WORK TO DO:
Output each entry below as it stands, leaving out every picture.

Data records:
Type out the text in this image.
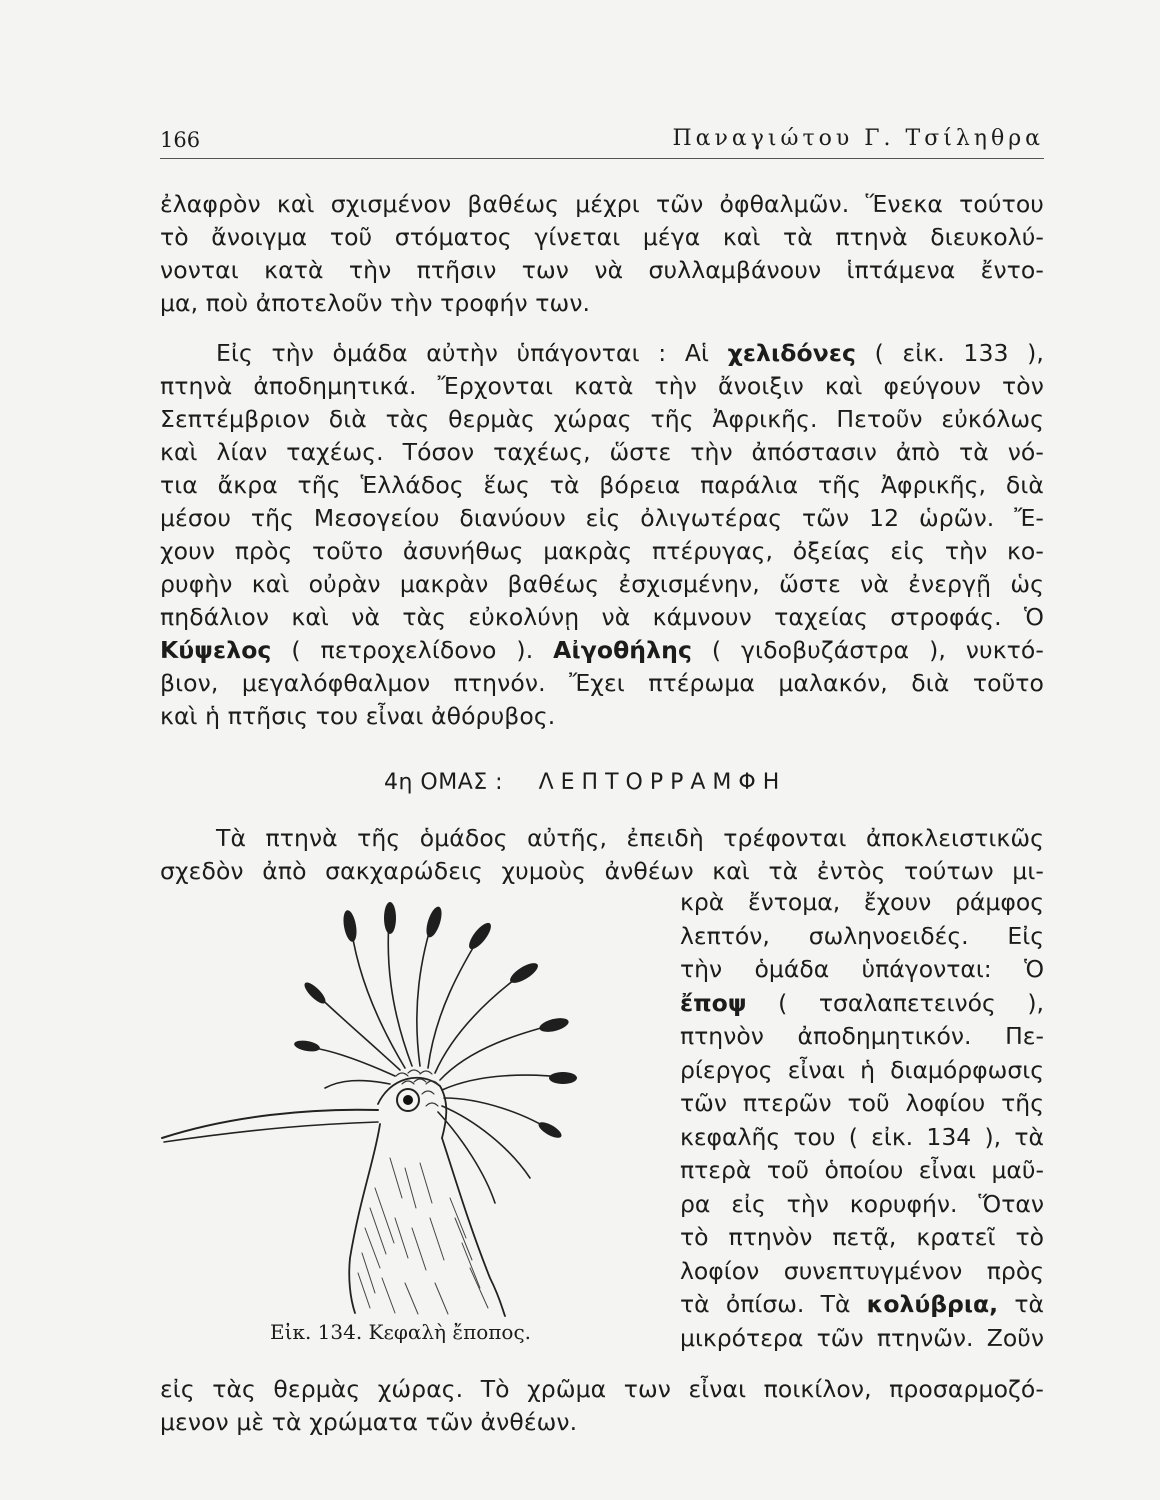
166	Παναγιώτου Γ. Τσίληθρα
ἐλαφρὸν καὶ σχισμένον βαθέως μέχρι τῶν ὀφθαλμῶν. Ἕνεκα τούτου
τὸ ἄνοιγμα τοῦ στόματος γίνεται μέγα καὶ τὰ πτηνὰ διευκολύ-
νονται κατὰ τὴν πτῆσιν των νὰ συλλαμβάνουν ἱπτάμενα ἔντο-
μα, ποὺ ἀποτελοῦν τὴν τροφήν των.
Εἰς τὴν ὁμάδα αὐτὴν ὑπάγονται : Αἱ χελιδόνες ( εἰκ. 133 ),
πτηνὰ ἀποδημητικά. Ἔρχονται κατὰ τὴν ἄνοιξιν καὶ φεύγουν τὸν
Σεπτέμβριον διὰ τὰς θερμὰς χώρας τῆς Ἀφρικῆς. Πετοῦν εὐκόλως
καὶ λίαν ταχέως. Τόσον ταχέως, ὥστε τὴν ἀπόστασιν ἀπὸ τὰ νό-
τια ἄκρα τῆς Ἑλλάδος ἕως τὰ βόρεια παράλια τῆς Ἀφρικῆς, διὰ
μέσου τῆς Μεσογείου διανύουν εἰς ὀλιγωτέρας τῶν 12 ὡρῶν. Ἔ-
χουν πρὸς τοῦτο ἀσυνήθως μακρὰς πτέρυγας, ὀξείας εἰς τὴν κο-
ρυφὴν καὶ οὐρὰν μακρὰν βαθέως ἐσχισμένην, ὥστε νὰ ἐνεργῇ ὡς
πηδάλιον καὶ νὰ τὰς εὐκολύνῃ νὰ κάμνουν ταχείας στροφάς. Ὁ
Κύψελος ( πετροχελίδονο ). Αἰγοθήλης ( γιδοβυζάστρα ), νυκτό-
βιον, μεγαλόφθαλμον πτηνόν. Ἔχει πτέρωμα μαλακόν, διὰ τοῦτο
καὶ ἡ πτῆσις του εἶναι ἀθόρυβος.
4η ΟΜΑΣ : ΛΕΠΤΟΡΡΑΜΦΗ
Τὰ πτηνὰ τῆς ὁμάδος αὐτῆς, ἐπειδὴ τρέφονται ἀποκλειστικῶς
σχεδὸν ἀπὸ σακχαρώδεις χυμοὺς ἀνθέων καὶ τὰ ἐντὸς τούτων μι-
κρὰ ἔντομα, ἔχουν ράμφος
λεπτόν, σωληνοειδές. Εἰς
τὴν ὁμάδα ὑπάγονται: Ὁ
ἔποψ ( τσαλαπετεινός ),
πτηνὸν ἀποδημητικόν. Πε-
ρίεργος εἶναι ἡ διαμόρφωσις
τῶν πτερῶν τοῦ λοφίου τῆς
κεφαλῆς του ( εἰκ. 134 ), τὰ
πτερὰ τοῦ ὁποίου εἶναι μαῦ-
ρα εἰς τὴν κορυφήν. Ὅταν
τὸ πτηνὸν πετᾷ, κρατεῖ τὸ
λοφίον συνεπτυγμένον πρὸς
τὰ ὀπίσω. Τὰ κολύβρια, τὰ
μικρότερα τῶν πτηνῶν. Ζοῦν
εἰς τὰς θερμὰς χώρας. Τὸ χρῶμα των εἶναι ποικίλον, προσαρμοζό-
μενον μὲ τὰ χρώματα τῶν ἀνθέων.
Εἰκ. 134. Κεφαλὴ ἔποπος.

SOLUTION FOR THIS EXERCISE:
Type out the text in this image.
166	Παναγιώτου Γ. Τσίληθρα
ἐλαφρὸν καὶ σχισμένον βαθέως μέχρι τῶν ὀφθαλμῶν. Ἕνεκα τούτου
τὸ ἄνοιγμα τοῦ στόματος γίνεται μέγα καὶ τὰ πτηνὰ διευκολύ-
νονται κατὰ τὴν πτῆσιν των νὰ συλλαμβάνουν ἱπτάμενα ἔντο-
μα, ποὺ ἀποτελοῦν τὴν τροφήν των.
Εἰς τὴν ὁμάδα αὐτὴν ὑπάγονται : Αἱ χελιδόνες ( εἰκ. 133 ),
πτηνὰ ἀποδημητικά. Ἔρχονται κατὰ τὴν ἄνοιξιν καὶ φεύγουν τὸν
Σεπτέμβριον διὰ τὰς θερμὰς χώρας τῆς Ἀφρικῆς. Πετοῦν εὐκόλως
καὶ λίαν ταχέως. Τόσον ταχέως, ὥστε τὴν ἀπόστασιν ἀπὸ τὰ νό-
τια ἄκρα τῆς Ἑλλάδος ἕως τὰ βόρεια παράλια τῆς Ἀφρικῆς, διὰ
μέσου τῆς Μεσογείου διανύουν εἰς ὀλιγωτέρας τῶν 12 ὡρῶν. Ἔ-
χουν πρὸς τοῦτο ἀσυνήθως μακρὰς πτέρυγας, ὀξείας εἰς τὴν κο-
ρυφὴν καὶ οὐρὰν μακρὰν βαθέως ἐσχισμένην, ὥστε νὰ ἐνεργῇ ὡς
πηδάλιον καὶ νὰ τὰς εὐκολύνῃ νὰ κάμνουν ταχείας στροφάς. Ὁ
Κύψελος ( πετροχελίδονο ). Αἰγοθήλης ( γιδοβυζάστρα ), νυκτό-
βιον, μεγαλόφθαλμον πτηνόν. Ἔχει πτέρωμα μαλακόν, διὰ τοῦτο
καὶ ἡ πτῆσις του εἶναι ἀθόρυβος.
4η ΟΜΑΣ : ΛΕΠΤΟΡΡΑΜΦΗ
Τὰ πτηνὰ τῆς ὁμάδος αὐτῆς, ἐπειδὴ τρέφονται ἀποκλειστικῶς
σχεδὸν ἀπὸ σακχαρώδεις χυμοὺς ἀνθέων καὶ τὰ ἐντὸς τούτων μι-
κρὰ ἔντομα, ἔχουν ράμφος
λεπτόν, σωληνοειδές. Εἰς
τὴν ὁμάδα ὑπάγονται: Ὁ
ἔποψ ( τσαλαπετεινός ),
πτηνὸν ἀποδημητικόν. Πε-
ρίεργος εἶναι ἡ διαμόρφωσις
τῶν πτερῶν τοῦ λοφίου τῆς
κεφαλῆς του ( εἰκ. 134 ), τὰ
πτερὰ τοῦ ὁποίου εἶναι μαῦ-
ρα εἰς τὴν κορυφήν. Ὅταν
τὸ πτηνὸν πετᾷ, κρατεῖ τὸ
λοφίον συνεπτυγμένον πρὸς
τὰ ὀπίσω. Τὰ κολύβρια, τὰ
μικρότερα τῶν πτηνῶν. Ζοῦν
εἰς τὰς θερμὰς χώρας. Τὸ χρῶμα των εἶναι ποικίλον, προσαρμοζό-
μενον μὲ τὰ χρώματα τῶν ἀνθέων.
Εἰκ. 134. Κεφαλὴ ἔποπος.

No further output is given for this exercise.